_Source data:_
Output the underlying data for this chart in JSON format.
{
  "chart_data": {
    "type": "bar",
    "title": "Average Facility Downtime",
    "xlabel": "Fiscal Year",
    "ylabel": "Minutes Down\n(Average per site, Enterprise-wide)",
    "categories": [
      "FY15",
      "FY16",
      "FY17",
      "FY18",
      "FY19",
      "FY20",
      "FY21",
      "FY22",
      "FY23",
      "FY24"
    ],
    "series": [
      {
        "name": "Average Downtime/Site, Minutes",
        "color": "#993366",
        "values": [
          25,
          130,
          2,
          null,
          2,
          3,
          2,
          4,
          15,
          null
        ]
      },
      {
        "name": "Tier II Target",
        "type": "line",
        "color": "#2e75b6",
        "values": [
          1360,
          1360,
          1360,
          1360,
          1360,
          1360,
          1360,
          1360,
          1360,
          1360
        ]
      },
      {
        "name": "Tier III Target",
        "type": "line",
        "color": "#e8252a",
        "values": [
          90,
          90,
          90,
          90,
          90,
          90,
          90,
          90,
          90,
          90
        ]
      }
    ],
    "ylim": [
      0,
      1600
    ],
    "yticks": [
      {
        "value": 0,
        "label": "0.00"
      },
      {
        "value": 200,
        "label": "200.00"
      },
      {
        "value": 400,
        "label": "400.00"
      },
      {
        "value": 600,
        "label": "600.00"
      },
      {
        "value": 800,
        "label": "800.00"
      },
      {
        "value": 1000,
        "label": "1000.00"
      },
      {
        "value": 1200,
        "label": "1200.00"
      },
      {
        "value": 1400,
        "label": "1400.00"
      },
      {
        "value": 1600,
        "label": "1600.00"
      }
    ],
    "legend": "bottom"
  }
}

_Work to be completed:_ Copy out the whole listing exactly as written.

_Output:_
Output the underlying data for this chart in JSON format.
{
  "chart_data": {
    "type": "bar",
    "title": "Average Facility Downtime",
    "xlabel": "Fiscal Year",
    "ylabel": "Minutes Down\n(Average per site, Enterprise-wide)",
    "categories": [
      "FY15",
      "FY16",
      "FY17",
      "FY18",
      "FY19",
      "FY20",
      "FY21",
      "FY22",
      "FY23",
      "FY24"
    ],
    "series": [
      {
        "name": "Average Downtime/Site, Minutes",
        "color": "#993366",
        "values": [
          25,
          130,
          2,
          null,
          2,
          3,
          2,
          4,
          15,
          null
        ]
      },
      {
        "name": "Tier II Target",
        "type": "line",
        "color": "#2e75b6",
        "values": [
          1360,
          1360,
          1360,
          1360,
          1360,
          1360,
          1360,
          1360,
          1360,
          1360
        ]
      },
      {
        "name": "Tier III Target",
        "type": "line",
        "color": "#e8252a",
        "values": [
          90,
          90,
          90,
          90,
          90,
          90,
          90,
          90,
          90,
          90
        ]
      }
    ],
    "ylim": [
      0,
      1600
    ],
    "yticks": [
      {
        "value": 0,
        "label": "0.00"
      },
      {
        "value": 200,
        "label": "200.00"
      },
      {
        "value": 400,
        "label": "400.00"
      },
      {
        "value": 600,
        "label": "600.00"
      },
      {
        "value": 800,
        "label": "800.00"
      },
      {
        "value": 1000,
        "label": "1000.00"
      },
      {
        "value": 1200,
        "label": "1200.00"
      },
      {
        "value": 1400,
        "label": "1400.00"
      },
      {
        "value": 1600,
        "label": "1600.00"
      }
    ],
    "legend": "bottom"
  }
}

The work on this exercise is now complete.